Output all the entries word for word. Omit the pictures.

[Records from a collection]
+ + +
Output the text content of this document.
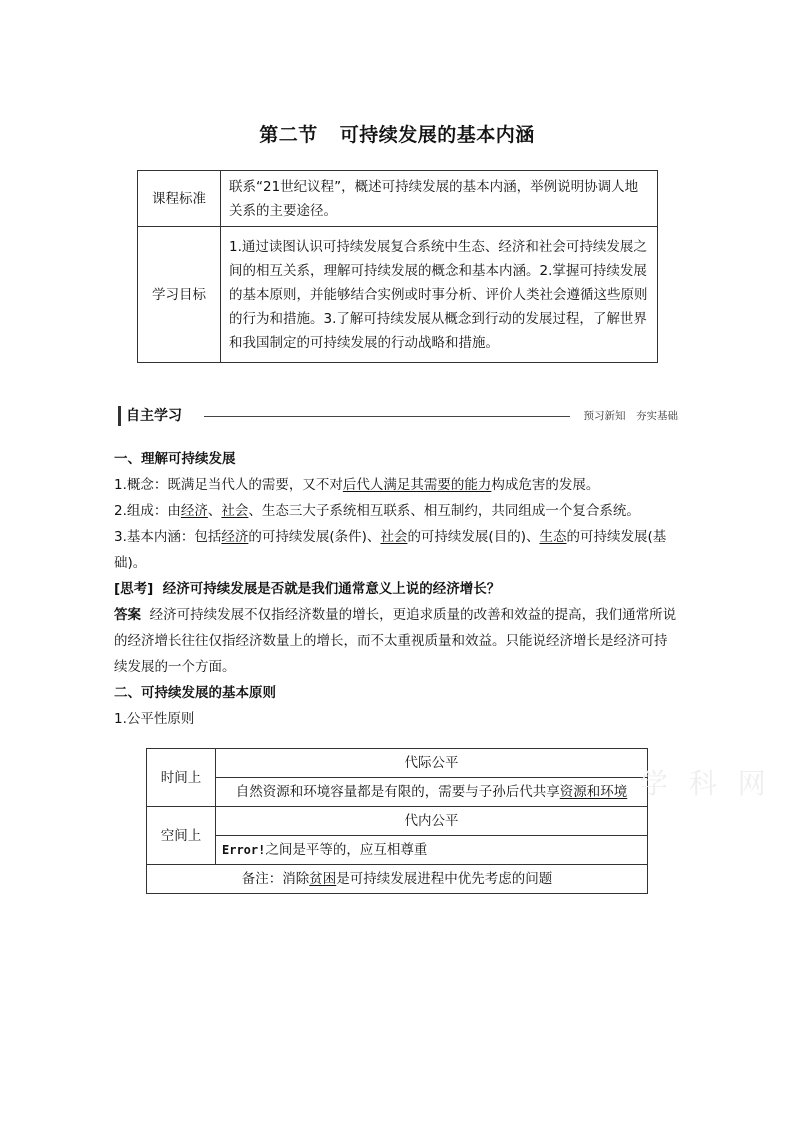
第二节 可持续发展的基本内涵
课程标准	联系“21世纪议程”，概述可持续发展的基本内涵，举例说明协调人地关系的主要途径。
学习目标	1.通过读图认识可持续发展复合系统中生态、经济和社会可持续发展之间的相互关系，理解可持续发展的概念和基本内涵。2.掌握可持续发展的基本原则，并能够结合实例或时事分析、评价人类社会遵循这些原则的行为和措施。3.了解可持续发展从概念到行动的发展过程，了解世界和我国制定的可持续发展的行动战略和措施。
自主学习	预习新知　夯实基础

一、理解可持续发展

1.概念：既满足当代人的需要，又不对后代人满足其需要的能力构成危害的发展。

2.组成：由经济、社会、生态三大子系统相互联系、相互制约，共同组成一个复合系统。

3.基本内涵：包括经济的可持续发展(条件)、社会的可持续发展(目的)、生态的可持续发展(基础)。

[思考] 经济可持续发展是否就是我们通常意义上说的经济增长？

答案 经济可持续发展不仅指经济数量的增长，更追求质量的改善和效益的提高，我们通常所说的经济增长往往仅指经济数量上的增长，而不太重视质量和效益。只能说经济增长是经济可持续发展的一个方面。

二、可持续发展的基本原则

1.公平性原则

时间上	代际公平
	自然资源和环境容量都是有限的，需要与子孙后代共享资源和环境
空间上	代内公平
	Error!之间是平等的，应互相尊重
备注：消除贫困是可持续发展进程中优先考虑的问题	
学 科 网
+ + +
EXERCISE OUTPUT:
Output the text content of this document.
第二节 可持续发展的基本内涵
课程标准	联系“21世纪议程”，概述可持续发展的基本内涵，举例说明协调人地关系的主要途径。
学习目标	1.通过读图认识可持续发展复合系统中生态、经济和社会可持续发展之间的相互关系，理解可持续发展的概念和基本内涵。2.掌握可持续发展的基本原则，并能够结合实例或时事分析、评价人类社会遵循这些原则的行为和措施。3.了解可持续发展从概念到行动的发展过程，了解世界和我国制定的可持续发展的行动战略和措施。
自主学习	预习新知　夯实基础

一、理解可持续发展

1.概念：既满足当代人的需要，又不对后代人满足其需要的能力构成危害的发展。

2.组成：由经济、社会、生态三大子系统相互联系、相互制约，共同组成一个复合系统。

3.基本内涵：包括经济的可持续发展(条件)、社会的可持续发展(目的)、生态的可持续发展(基础)。

[思考] 经济可持续发展是否就是我们通常意义上说的经济增长？

答案 经济可持续发展不仅指经济数量的增长，更追求质量的改善和效益的提高，我们通常所说的经济增长往往仅指经济数量上的增长，而不太重视质量和效益。只能说经济增长是经济可持续发展的一个方面。

二、可持续发展的基本原则

1.公平性原则

时间上	代际公平
	自然资源和环境容量都是有限的，需要与子孙后代共享资源和环境
空间上	代内公平
	Error!之间是平等的，应互相尊重
备注：消除贫困是可持续发展进程中优先考虑的问题	
学 科 网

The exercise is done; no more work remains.